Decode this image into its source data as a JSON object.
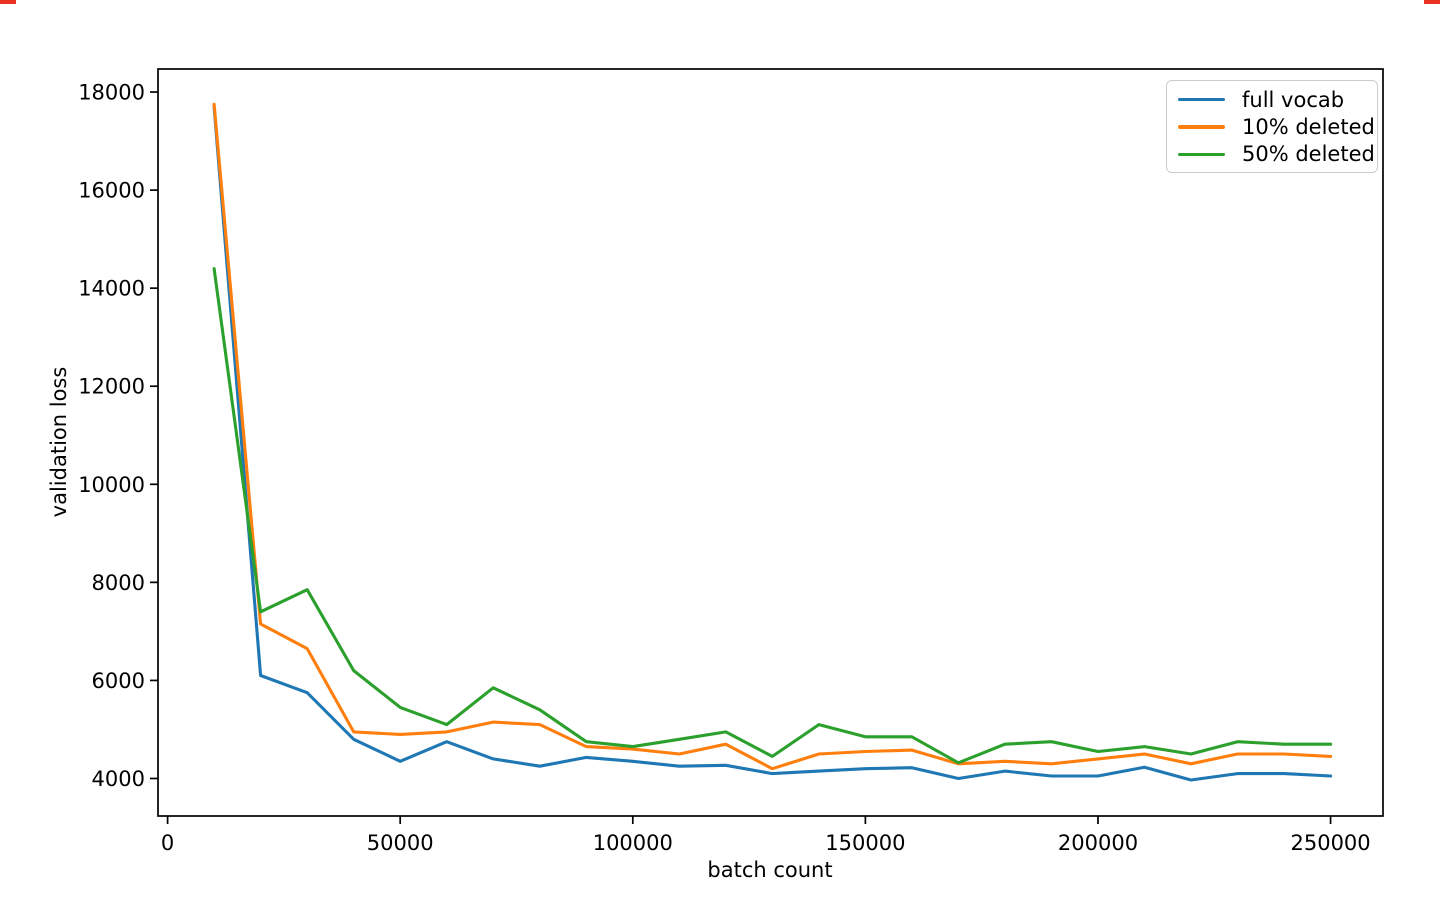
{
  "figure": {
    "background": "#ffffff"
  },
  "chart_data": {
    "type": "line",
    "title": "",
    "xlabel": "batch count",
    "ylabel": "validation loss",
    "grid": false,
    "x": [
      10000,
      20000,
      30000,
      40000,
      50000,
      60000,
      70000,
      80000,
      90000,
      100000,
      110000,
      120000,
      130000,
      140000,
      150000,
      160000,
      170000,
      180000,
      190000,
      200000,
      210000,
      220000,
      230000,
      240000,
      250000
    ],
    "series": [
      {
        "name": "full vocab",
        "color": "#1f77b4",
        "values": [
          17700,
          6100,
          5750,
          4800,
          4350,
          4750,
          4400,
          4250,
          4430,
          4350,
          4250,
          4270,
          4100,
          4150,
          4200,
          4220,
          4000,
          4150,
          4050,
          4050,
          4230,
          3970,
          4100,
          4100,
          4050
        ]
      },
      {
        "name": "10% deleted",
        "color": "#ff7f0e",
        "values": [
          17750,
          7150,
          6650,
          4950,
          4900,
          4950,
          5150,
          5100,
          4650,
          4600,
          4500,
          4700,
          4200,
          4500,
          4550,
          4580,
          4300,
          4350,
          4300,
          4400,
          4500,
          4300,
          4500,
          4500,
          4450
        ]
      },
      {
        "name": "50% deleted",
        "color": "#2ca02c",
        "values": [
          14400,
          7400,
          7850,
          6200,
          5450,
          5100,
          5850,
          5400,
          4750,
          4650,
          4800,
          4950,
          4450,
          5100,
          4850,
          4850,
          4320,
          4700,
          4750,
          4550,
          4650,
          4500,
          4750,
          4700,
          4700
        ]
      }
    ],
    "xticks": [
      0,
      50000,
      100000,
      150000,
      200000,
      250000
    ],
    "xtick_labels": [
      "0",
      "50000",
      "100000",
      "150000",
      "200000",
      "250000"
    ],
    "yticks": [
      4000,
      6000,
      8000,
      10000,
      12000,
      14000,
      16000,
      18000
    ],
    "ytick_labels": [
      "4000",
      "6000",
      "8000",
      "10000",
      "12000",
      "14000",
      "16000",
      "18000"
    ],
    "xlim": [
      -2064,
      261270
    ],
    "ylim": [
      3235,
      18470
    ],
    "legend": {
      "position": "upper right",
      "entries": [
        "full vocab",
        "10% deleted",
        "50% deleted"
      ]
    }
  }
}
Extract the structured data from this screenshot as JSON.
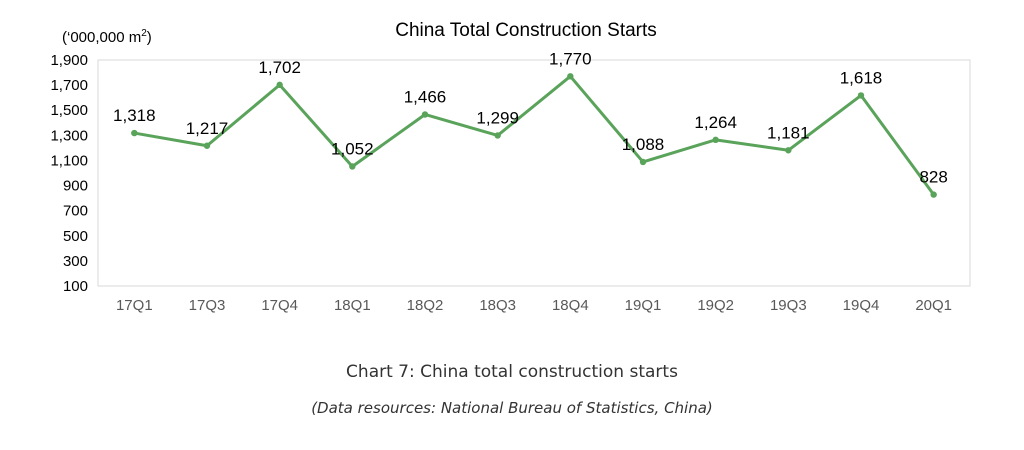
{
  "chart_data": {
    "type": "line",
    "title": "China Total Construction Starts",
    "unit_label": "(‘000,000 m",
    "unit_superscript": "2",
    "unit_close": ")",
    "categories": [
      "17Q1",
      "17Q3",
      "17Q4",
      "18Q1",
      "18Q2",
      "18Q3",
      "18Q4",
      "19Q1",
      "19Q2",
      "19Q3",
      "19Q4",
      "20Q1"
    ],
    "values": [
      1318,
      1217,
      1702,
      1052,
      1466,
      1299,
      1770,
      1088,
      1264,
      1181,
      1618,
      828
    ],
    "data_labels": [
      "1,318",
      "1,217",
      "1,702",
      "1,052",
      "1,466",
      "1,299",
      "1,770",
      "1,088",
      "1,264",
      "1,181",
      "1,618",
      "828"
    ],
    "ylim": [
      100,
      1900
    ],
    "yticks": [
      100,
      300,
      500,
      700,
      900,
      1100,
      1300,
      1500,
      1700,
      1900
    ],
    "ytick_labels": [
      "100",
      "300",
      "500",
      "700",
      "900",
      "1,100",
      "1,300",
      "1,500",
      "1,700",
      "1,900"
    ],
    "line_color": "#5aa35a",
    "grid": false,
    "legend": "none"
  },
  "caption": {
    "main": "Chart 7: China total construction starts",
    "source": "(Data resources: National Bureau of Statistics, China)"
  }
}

=-=-=-=-=

▶ Exercise instructions
Set out every line from the material that contains the string "China".

▶ Exercise solution
    "title": "China Total Construction Starts",
    "main": "Chart 7: China total construction starts",
    "source": "(Data resources: National Bureau of Statistics, China)"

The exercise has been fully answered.